***** EXERCISE INPUTS *****

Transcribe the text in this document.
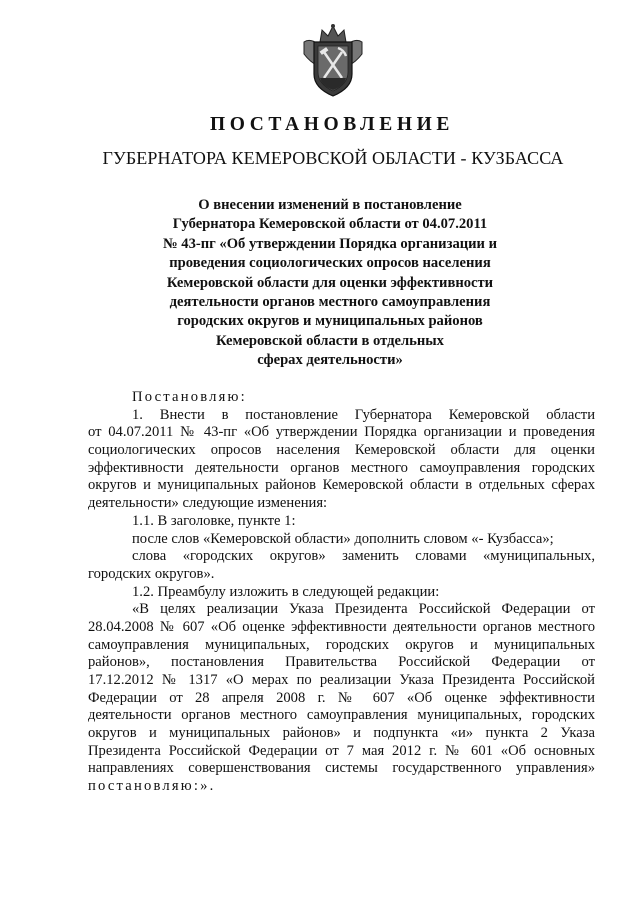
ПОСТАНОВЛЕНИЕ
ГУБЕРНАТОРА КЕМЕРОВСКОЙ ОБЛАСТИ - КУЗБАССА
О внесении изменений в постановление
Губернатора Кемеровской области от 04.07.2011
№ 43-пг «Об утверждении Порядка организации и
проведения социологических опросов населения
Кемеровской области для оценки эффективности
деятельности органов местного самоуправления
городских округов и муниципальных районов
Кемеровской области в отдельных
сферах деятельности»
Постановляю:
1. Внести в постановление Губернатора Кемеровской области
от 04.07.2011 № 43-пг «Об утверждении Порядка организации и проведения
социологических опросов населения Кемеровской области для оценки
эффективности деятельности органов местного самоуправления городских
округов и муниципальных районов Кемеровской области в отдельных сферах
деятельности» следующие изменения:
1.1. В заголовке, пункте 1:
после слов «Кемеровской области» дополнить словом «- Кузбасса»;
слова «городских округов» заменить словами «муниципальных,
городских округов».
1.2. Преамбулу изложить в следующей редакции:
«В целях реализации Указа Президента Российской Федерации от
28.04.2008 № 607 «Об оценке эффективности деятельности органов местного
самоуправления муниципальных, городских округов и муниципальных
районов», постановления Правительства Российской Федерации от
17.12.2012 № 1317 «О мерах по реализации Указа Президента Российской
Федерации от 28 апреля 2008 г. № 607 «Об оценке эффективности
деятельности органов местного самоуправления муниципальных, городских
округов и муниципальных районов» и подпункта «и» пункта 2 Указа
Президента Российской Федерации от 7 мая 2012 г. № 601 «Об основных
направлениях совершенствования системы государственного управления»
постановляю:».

*****
***** EXERCISE INPUTS *****

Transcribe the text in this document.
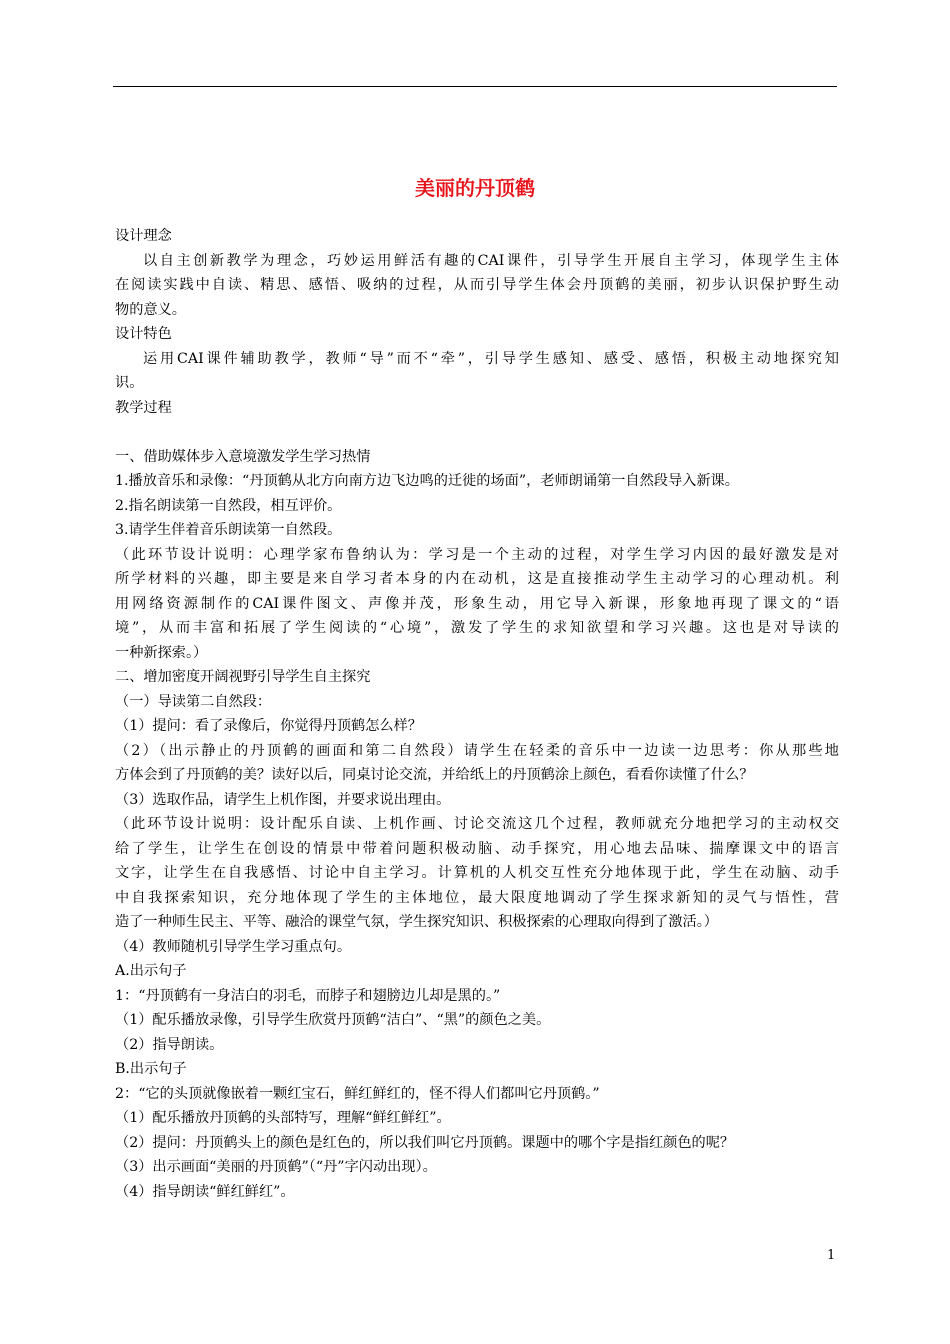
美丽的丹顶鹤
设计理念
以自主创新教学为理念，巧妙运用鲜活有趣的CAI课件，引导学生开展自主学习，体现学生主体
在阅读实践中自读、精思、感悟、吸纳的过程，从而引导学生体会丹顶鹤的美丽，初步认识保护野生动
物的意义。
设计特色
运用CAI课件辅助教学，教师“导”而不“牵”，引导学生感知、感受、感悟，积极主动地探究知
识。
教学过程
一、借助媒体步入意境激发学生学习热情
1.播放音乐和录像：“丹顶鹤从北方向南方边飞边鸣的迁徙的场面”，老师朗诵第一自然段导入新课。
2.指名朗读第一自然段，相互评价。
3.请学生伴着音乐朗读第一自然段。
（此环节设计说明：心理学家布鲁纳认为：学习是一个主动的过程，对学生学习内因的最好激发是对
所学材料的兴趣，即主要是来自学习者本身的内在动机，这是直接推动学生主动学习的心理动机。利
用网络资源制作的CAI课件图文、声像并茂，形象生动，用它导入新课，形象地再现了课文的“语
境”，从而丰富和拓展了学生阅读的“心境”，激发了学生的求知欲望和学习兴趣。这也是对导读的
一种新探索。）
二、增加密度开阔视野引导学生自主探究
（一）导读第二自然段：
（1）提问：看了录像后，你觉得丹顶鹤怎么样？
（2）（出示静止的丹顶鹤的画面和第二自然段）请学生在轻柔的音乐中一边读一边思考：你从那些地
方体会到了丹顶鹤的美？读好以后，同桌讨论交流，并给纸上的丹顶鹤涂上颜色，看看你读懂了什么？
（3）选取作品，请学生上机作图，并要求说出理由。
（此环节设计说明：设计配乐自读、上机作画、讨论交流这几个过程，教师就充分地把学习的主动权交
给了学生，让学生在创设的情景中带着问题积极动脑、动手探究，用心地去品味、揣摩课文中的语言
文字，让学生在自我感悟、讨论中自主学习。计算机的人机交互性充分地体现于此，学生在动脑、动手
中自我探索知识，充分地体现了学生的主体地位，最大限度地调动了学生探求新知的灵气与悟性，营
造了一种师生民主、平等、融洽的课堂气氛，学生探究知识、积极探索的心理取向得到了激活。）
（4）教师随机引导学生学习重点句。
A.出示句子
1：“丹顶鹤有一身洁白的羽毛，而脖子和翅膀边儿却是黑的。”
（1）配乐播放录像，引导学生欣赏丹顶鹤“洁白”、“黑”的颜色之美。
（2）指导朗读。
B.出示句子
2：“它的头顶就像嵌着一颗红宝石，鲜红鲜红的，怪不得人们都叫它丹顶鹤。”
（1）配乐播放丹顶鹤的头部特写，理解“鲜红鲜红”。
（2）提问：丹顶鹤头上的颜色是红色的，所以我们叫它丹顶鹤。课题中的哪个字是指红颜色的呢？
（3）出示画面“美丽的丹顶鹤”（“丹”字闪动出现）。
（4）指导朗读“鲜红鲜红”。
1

*****
***** EXERCISE INPUTS *****

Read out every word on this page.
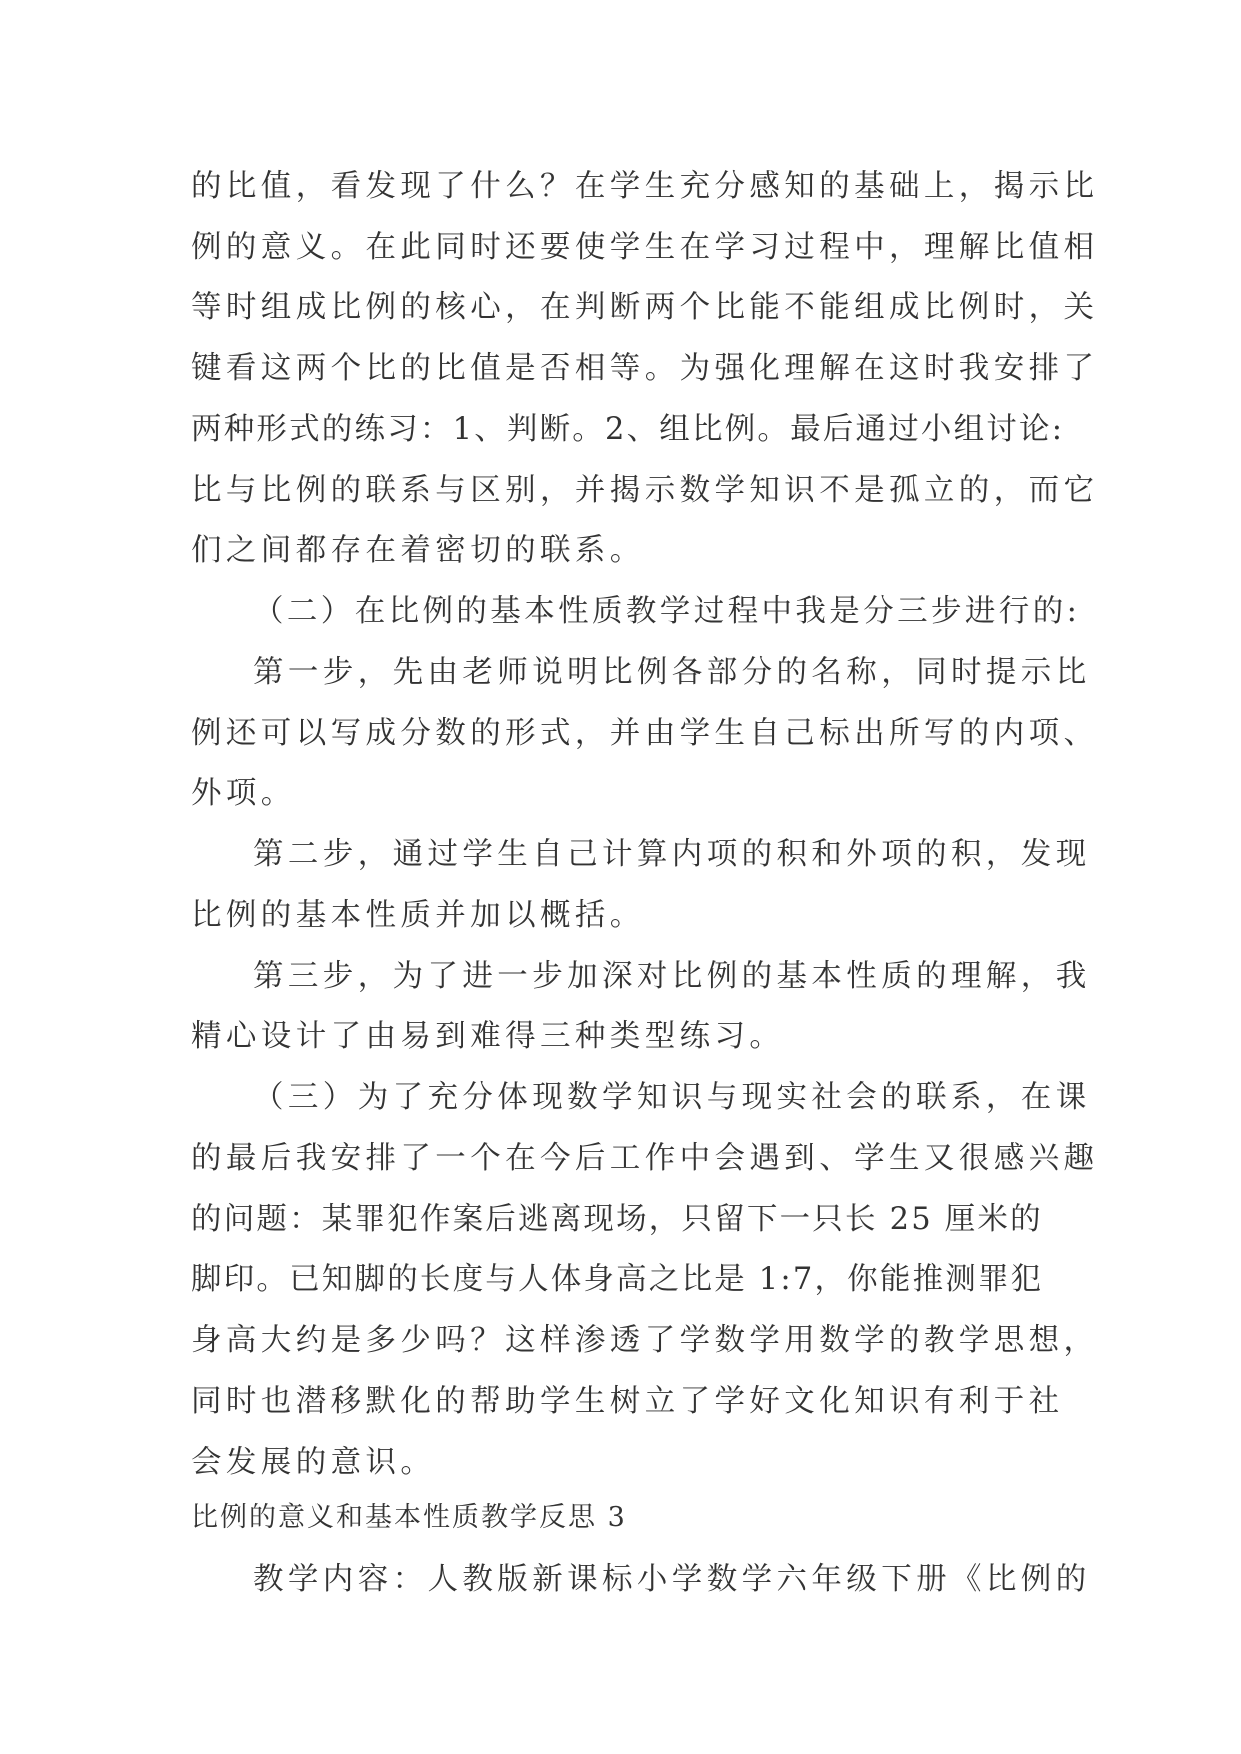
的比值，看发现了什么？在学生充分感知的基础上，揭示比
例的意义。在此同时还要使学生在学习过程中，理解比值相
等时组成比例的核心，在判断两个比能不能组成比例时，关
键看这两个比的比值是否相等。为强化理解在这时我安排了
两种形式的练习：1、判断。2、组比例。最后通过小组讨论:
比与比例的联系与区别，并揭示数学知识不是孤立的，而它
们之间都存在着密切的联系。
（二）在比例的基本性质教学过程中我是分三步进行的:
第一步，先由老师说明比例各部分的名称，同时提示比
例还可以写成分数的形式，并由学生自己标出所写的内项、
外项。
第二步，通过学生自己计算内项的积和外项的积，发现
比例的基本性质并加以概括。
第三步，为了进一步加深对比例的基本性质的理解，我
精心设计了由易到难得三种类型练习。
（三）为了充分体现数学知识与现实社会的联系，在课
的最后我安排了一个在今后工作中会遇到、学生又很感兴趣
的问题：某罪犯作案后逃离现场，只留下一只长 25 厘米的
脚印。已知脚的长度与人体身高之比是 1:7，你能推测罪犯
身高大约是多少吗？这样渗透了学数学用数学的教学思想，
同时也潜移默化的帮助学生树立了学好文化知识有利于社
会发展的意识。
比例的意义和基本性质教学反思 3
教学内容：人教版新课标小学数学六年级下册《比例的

*****

*PROMPT*:
Pull out every line above that holds the word "населения".

*SOLUTION TO THE PROBLEM*:
проведения социологических опросов населения
социологических опросов населения Кемеровской области для оценки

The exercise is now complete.